╭──

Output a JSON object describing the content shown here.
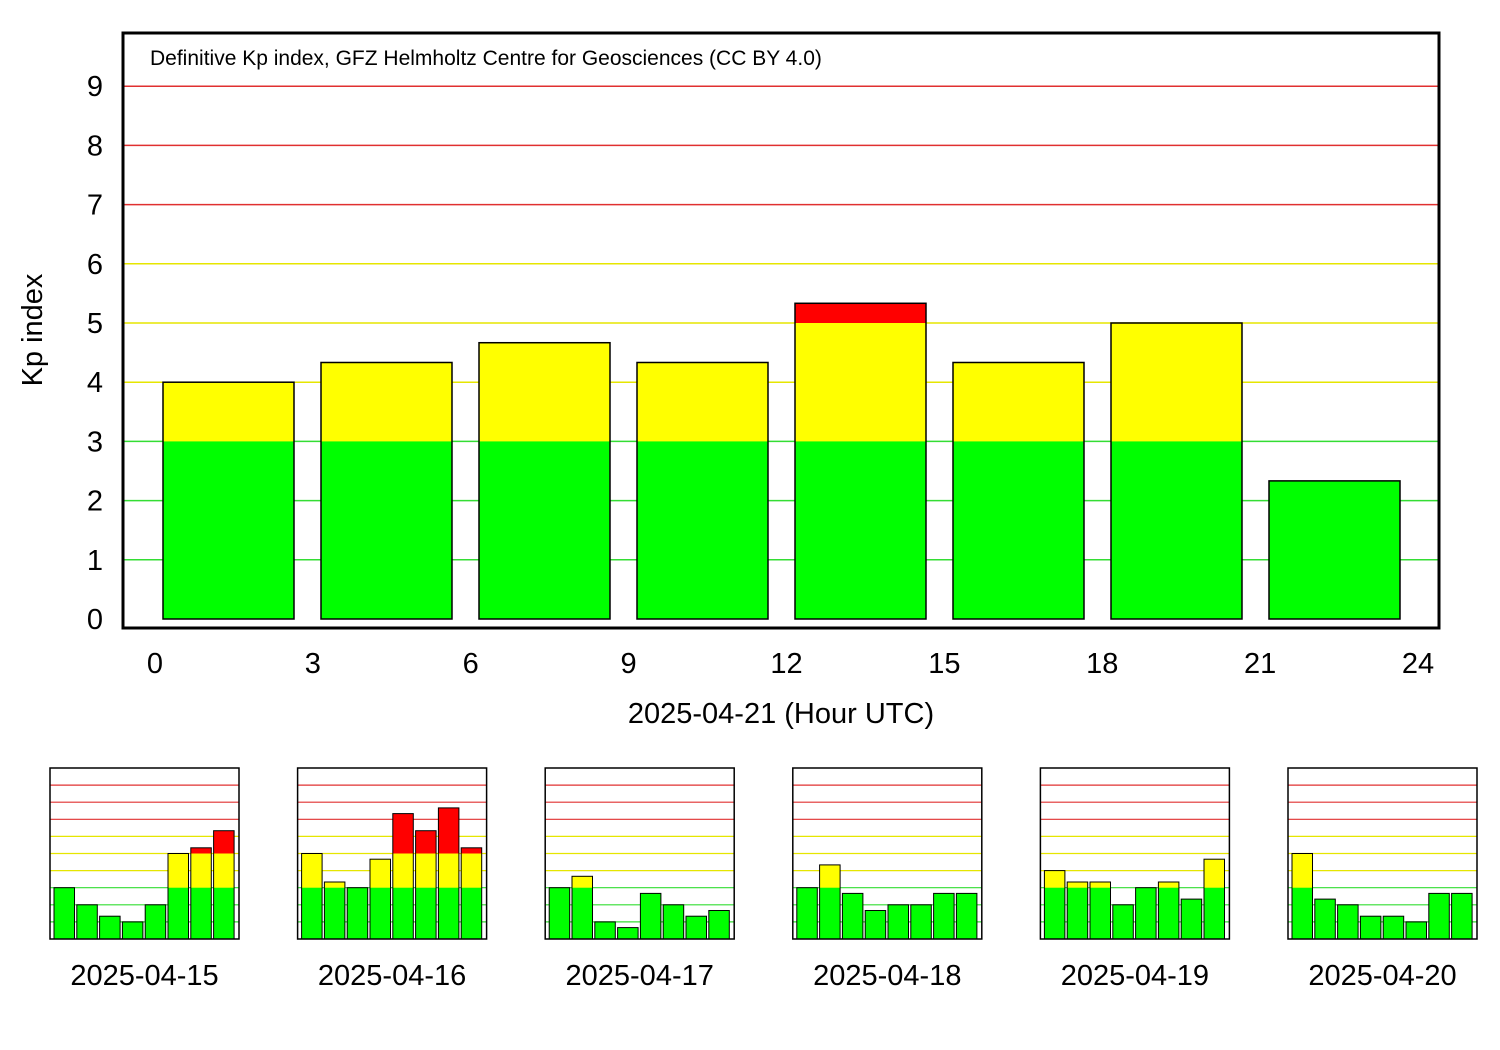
{
  "colors": {
    "quiet": "#00ff00",
    "active": "#ffff00",
    "storm": "#ff0000",
    "grid_low": "#33dd33",
    "grid_mid": "#e6e600",
    "grid_high": "#e03030"
  },
  "chart_data": [
    {
      "type": "bar",
      "title": "Definitive Kp index, GFZ Helmholtz Centre for Geosciences (CC BY 4.0)",
      "xlabel": "2025-04-21 (Hour UTC)",
      "ylabel": "Kp index",
      "x_ticks": [
        "0",
        "3",
        "6",
        "9",
        "12",
        "15",
        "18",
        "21",
        "24"
      ],
      "y_ticks": [
        "0",
        "1",
        "2",
        "3",
        "4",
        "5",
        "6",
        "7",
        "8",
        "9"
      ],
      "ylim": [
        0,
        9.7
      ],
      "xlim": [
        0,
        24
      ],
      "categories": [
        "00-03",
        "03-06",
        "06-09",
        "09-12",
        "12-15",
        "15-18",
        "18-21",
        "21-24"
      ],
      "values": [
        4.0,
        4.333,
        4.667,
        4.333,
        5.333,
        4.333,
        5.0,
        2.333
      ],
      "color_thresholds": [
        3,
        5
      ],
      "grid": true
    },
    {
      "type": "bar",
      "date": "2025-04-15",
      "values": [
        3.0,
        2.0,
        1.333,
        1.0,
        2.0,
        5.0,
        5.333,
        6.333
      ]
    },
    {
      "type": "bar",
      "date": "2025-04-16",
      "values": [
        5.0,
        3.333,
        3.0,
        4.667,
        7.333,
        6.333,
        7.667,
        5.333
      ]
    },
    {
      "type": "bar",
      "date": "2025-04-17",
      "values": [
        3.0,
        3.667,
        1.0,
        0.667,
        2.667,
        2.0,
        1.333,
        1.667
      ]
    },
    {
      "type": "bar",
      "date": "2025-04-18",
      "values": [
        3.0,
        4.333,
        2.667,
        1.667,
        2.0,
        2.0,
        2.667,
        2.667
      ]
    },
    {
      "type": "bar",
      "date": "2025-04-19",
      "values": [
        4.0,
        3.333,
        3.333,
        2.0,
        3.0,
        3.333,
        2.333,
        4.667
      ]
    },
    {
      "type": "bar",
      "date": "2025-04-20",
      "values": [
        5.0,
        2.333,
        2.0,
        1.333,
        1.333,
        1.0,
        2.667,
        2.667
      ]
    }
  ]
}
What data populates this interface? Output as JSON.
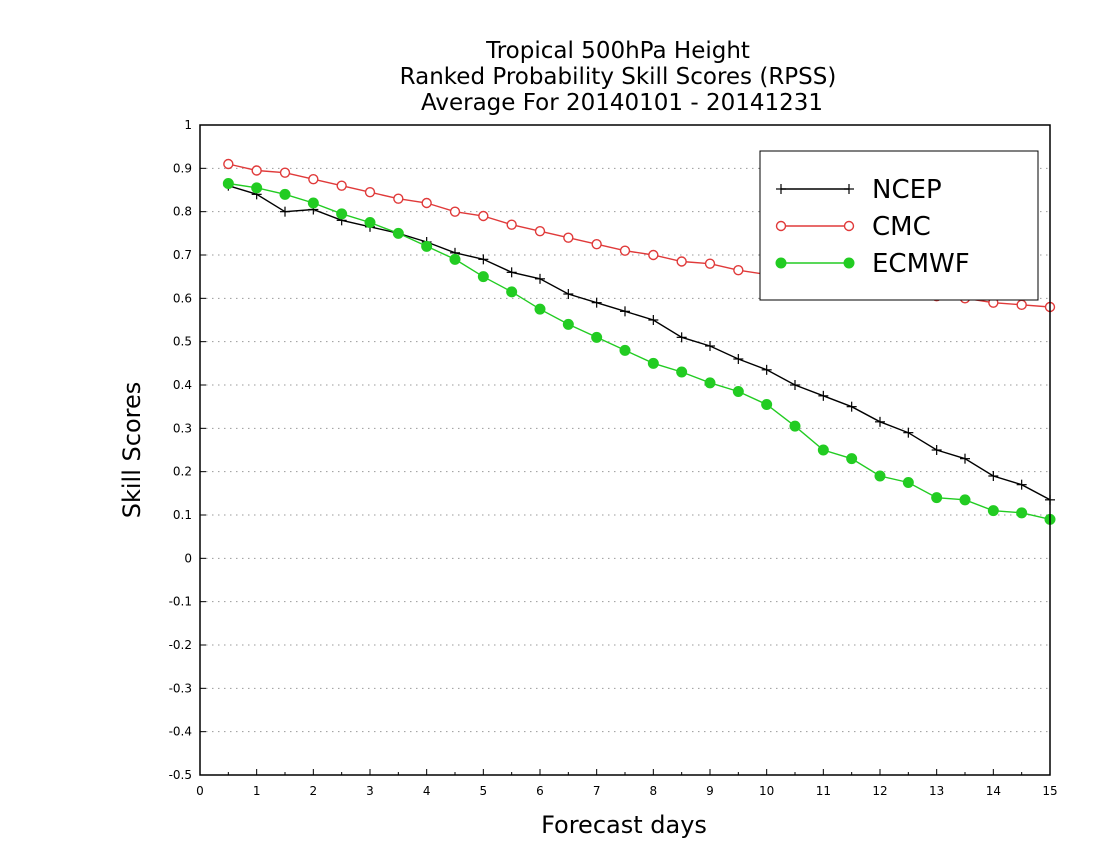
{
  "chart_data": {
    "type": "line",
    "title_lines": [
      "Tropical 500hPa Height",
      "Ranked Probability Skill Scores (RPSS)",
      "Average For 20140101 - 20141231"
    ],
    "xlabel": "Forecast days",
    "ylabel": "Skill Scores",
    "xlim": [
      0,
      15
    ],
    "ylim": [
      -0.5,
      1
    ],
    "x_ticks": [
      0,
      1,
      2,
      3,
      4,
      5,
      6,
      7,
      8,
      9,
      10,
      11,
      12,
      13,
      14,
      15
    ],
    "x_tick_labels": [
      "0",
      "1",
      "2",
      "3",
      "4",
      "5",
      "6",
      "7",
      "8",
      "9",
      "10",
      "11",
      "12",
      "13",
      "14",
      "15"
    ],
    "y_ticks": [
      -0.5,
      -0.4,
      -0.3,
      -0.2,
      -0.1,
      0,
      0.1,
      0.2,
      0.3,
      0.4,
      0.5,
      0.6,
      0.7,
      0.8,
      0.9,
      1
    ],
    "y_tick_labels": [
      "-0.5",
      "-0.4",
      "-0.3",
      "-0.2",
      "-0.1",
      "0",
      "0.1",
      "0.2",
      "0.3",
      "0.4",
      "0.5",
      "0.6",
      "0.7",
      "0.8",
      "0.9",
      "1"
    ],
    "grid": "horizontal dotted",
    "legend_position": "top-right",
    "x": [
      0.5,
      1,
      1.5,
      2,
      2.5,
      3,
      3.5,
      4,
      4.5,
      5,
      5.5,
      6,
      6.5,
      7,
      7.5,
      8,
      8.5,
      9,
      9.5,
      10,
      10.5,
      11,
      11.5,
      12,
      12.5,
      13,
      13.5,
      14,
      14.5,
      15
    ],
    "series": [
      {
        "name": "NCEP",
        "color": "#000000",
        "marker": "plus",
        "values": [
          0.86,
          0.84,
          0.8,
          0.805,
          0.78,
          0.765,
          0.75,
          0.73,
          0.705,
          0.69,
          0.66,
          0.645,
          0.61,
          0.59,
          0.57,
          0.55,
          0.51,
          0.49,
          0.46,
          0.435,
          0.4,
          0.375,
          0.35,
          0.315,
          0.29,
          0.25,
          0.23,
          0.19,
          0.17,
          0.135
        ]
      },
      {
        "name": "CMC",
        "color": "#e03a3a",
        "marker": "open-circle",
        "values": [
          0.91,
          0.895,
          0.89,
          0.875,
          0.86,
          0.845,
          0.83,
          0.82,
          0.8,
          0.79,
          0.77,
          0.755,
          0.74,
          0.725,
          0.71,
          0.7,
          0.685,
          0.68,
          0.665,
          0.655,
          0.645,
          0.635,
          0.625,
          0.62,
          0.61,
          0.605,
          0.6,
          0.59,
          0.585,
          0.58
        ]
      },
      {
        "name": "ECMWF",
        "color": "#22cc22",
        "marker": "filled-circle",
        "values": [
          0.865,
          0.855,
          0.84,
          0.82,
          0.795,
          0.775,
          0.75,
          0.72,
          0.69,
          0.65,
          0.615,
          0.575,
          0.54,
          0.51,
          0.48,
          0.45,
          0.43,
          0.405,
          0.385,
          0.355,
          0.305,
          0.25,
          0.23,
          0.19,
          0.175,
          0.14,
          0.135,
          0.11,
          0.105,
          0.09
        ]
      }
    ]
  }
}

╰──

Leaving aside the images, write out the entries above word for word.

Reply »
Output a JSON object describing the content shown here.
{
  "colors": {
    "quiet": "#00ff00",
    "active": "#ffff00",
    "storm": "#ff0000",
    "grid_low": "#33dd33",
    "grid_mid": "#e6e600",
    "grid_high": "#e03030"
  },
  "chart_data": [
    {
      "type": "bar",
      "title": "Definitive Kp index, GFZ Helmholtz Centre for Geosciences (CC BY 4.0)",
      "xlabel": "2025-04-21 (Hour UTC)",
      "ylabel": "Kp index",
      "x_ticks": [
        "0",
        "3",
        "6",
        "9",
        "12",
        "15",
        "18",
        "21",
        "24"
      ],
      "y_ticks": [
        "0",
        "1",
        "2",
        "3",
        "4",
        "5",
        "6",
        "7",
        "8",
        "9"
      ],
      "ylim": [
        0,
        9.7
      ],
      "xlim": [
        0,
        24
      ],
      "categories": [
        "00-03",
        "03-06",
        "06-09",
        "09-12",
        "12-15",
        "15-18",
        "18-21",
        "21-24"
      ],
      "values": [
        4.0,
        4.333,
        4.667,
        4.333,
        5.333,
        4.333,
        5.0,
        2.333
      ],
      "color_thresholds": [
        3,
        5
      ],
      "grid": true
    },
    {
      "type": "bar",
      "date": "2025-04-15",
      "values": [
        3.0,
        2.0,
        1.333,
        1.0,
        2.0,
        5.0,
        5.333,
        6.333
      ]
    },
    {
      "type": "bar",
      "date": "2025-04-16",
      "values": [
        5.0,
        3.333,
        3.0,
        4.667,
        7.333,
        6.333,
        7.667,
        5.333
      ]
    },
    {
      "type": "bar",
      "date": "2025-04-17",
      "values": [
        3.0,
        3.667,
        1.0,
        0.667,
        2.667,
        2.0,
        1.333,
        1.667
      ]
    },
    {
      "type": "bar",
      "date": "2025-04-18",
      "values": [
        3.0,
        4.333,
        2.667,
        1.667,
        2.0,
        2.0,
        2.667,
        2.667
      ]
    },
    {
      "type": "bar",
      "date": "2025-04-19",
      "values": [
        4.0,
        3.333,
        3.333,
        2.0,
        3.0,
        3.333,
        2.333,
        4.667
      ]
    },
    {
      "type": "bar",
      "date": "2025-04-20",
      "values": [
        5.0,
        2.333,
        2.0,
        1.333,
        1.333,
        1.0,
        2.667,
        2.667
      ]
    }
  ]
}
What data populates this interface? Output as JSON.
{
  "chart_data": {
    "type": "line",
    "title_lines": [
      "Tropical 500hPa Height",
      "Ranked Probability Skill Scores (RPSS)",
      "Average For 20140101 - 20141231"
    ],
    "xlabel": "Forecast days",
    "ylabel": "Skill Scores",
    "xlim": [
      0,
      15
    ],
    "ylim": [
      -0.5,
      1
    ],
    "x_ticks": [
      0,
      1,
      2,
      3,
      4,
      5,
      6,
      7,
      8,
      9,
      10,
      11,
      12,
      13,
      14,
      15
    ],
    "x_tick_labels": [
      "0",
      "1",
      "2",
      "3",
      "4",
      "5",
      "6",
      "7",
      "8",
      "9",
      "10",
      "11",
      "12",
      "13",
      "14",
      "15"
    ],
    "y_ticks": [
      -0.5,
      -0.4,
      -0.3,
      -0.2,
      -0.1,
      0,
      0.1,
      0.2,
      0.3,
      0.4,
      0.5,
      0.6,
      0.7,
      0.8,
      0.9,
      1
    ],
    "y_tick_labels": [
      "-0.5",
      "-0.4",
      "-0.3",
      "-0.2",
      "-0.1",
      "0",
      "0.1",
      "0.2",
      "0.3",
      "0.4",
      "0.5",
      "0.6",
      "0.7",
      "0.8",
      "0.9",
      "1"
    ],
    "grid": "horizontal dotted",
    "legend_position": "top-right",
    "x": [
      0.5,
      1,
      1.5,
      2,
      2.5,
      3,
      3.5,
      4,
      4.5,
      5,
      5.5,
      6,
      6.5,
      7,
      7.5,
      8,
      8.5,
      9,
      9.5,
      10,
      10.5,
      11,
      11.5,
      12,
      12.5,
      13,
      13.5,
      14,
      14.5,
      15
    ],
    "series": [
      {
        "name": "NCEP",
        "color": "#000000",
        "marker": "plus",
        "values": [
          0.86,
          0.84,
          0.8,
          0.805,
          0.78,
          0.765,
          0.75,
          0.73,
          0.705,
          0.69,
          0.66,
          0.645,
          0.61,
          0.59,
          0.57,
          0.55,
          0.51,
          0.49,
          0.46,
          0.435,
          0.4,
          0.375,
          0.35,
          0.315,
          0.29,
          0.25,
          0.23,
          0.19,
          0.17,
          0.135
        ]
      },
      {
        "name": "CMC",
        "color": "#e03a3a",
        "marker": "open-circle",
        "values": [
          0.91,
          0.895,
          0.89,
          0.875,
          0.86,
          0.845,
          0.83,
          0.82,
          0.8,
          0.79,
          0.77,
          0.755,
          0.74,
          0.725,
          0.71,
          0.7,
          0.685,
          0.68,
          0.665,
          0.655,
          0.645,
          0.635,
          0.625,
          0.62,
          0.61,
          0.605,
          0.6,
          0.59,
          0.585,
          0.58
        ]
      },
      {
        "name": "ECMWF",
        "color": "#22cc22",
        "marker": "filled-circle",
        "values": [
          0.865,
          0.855,
          0.84,
          0.82,
          0.795,
          0.775,
          0.75,
          0.72,
          0.69,
          0.65,
          0.615,
          0.575,
          0.54,
          0.51,
          0.48,
          0.45,
          0.43,
          0.405,
          0.385,
          0.355,
          0.305,
          0.25,
          0.23,
          0.19,
          0.175,
          0.14,
          0.135,
          0.11,
          0.105,
          0.09
        ]
      }
    ]
  }
}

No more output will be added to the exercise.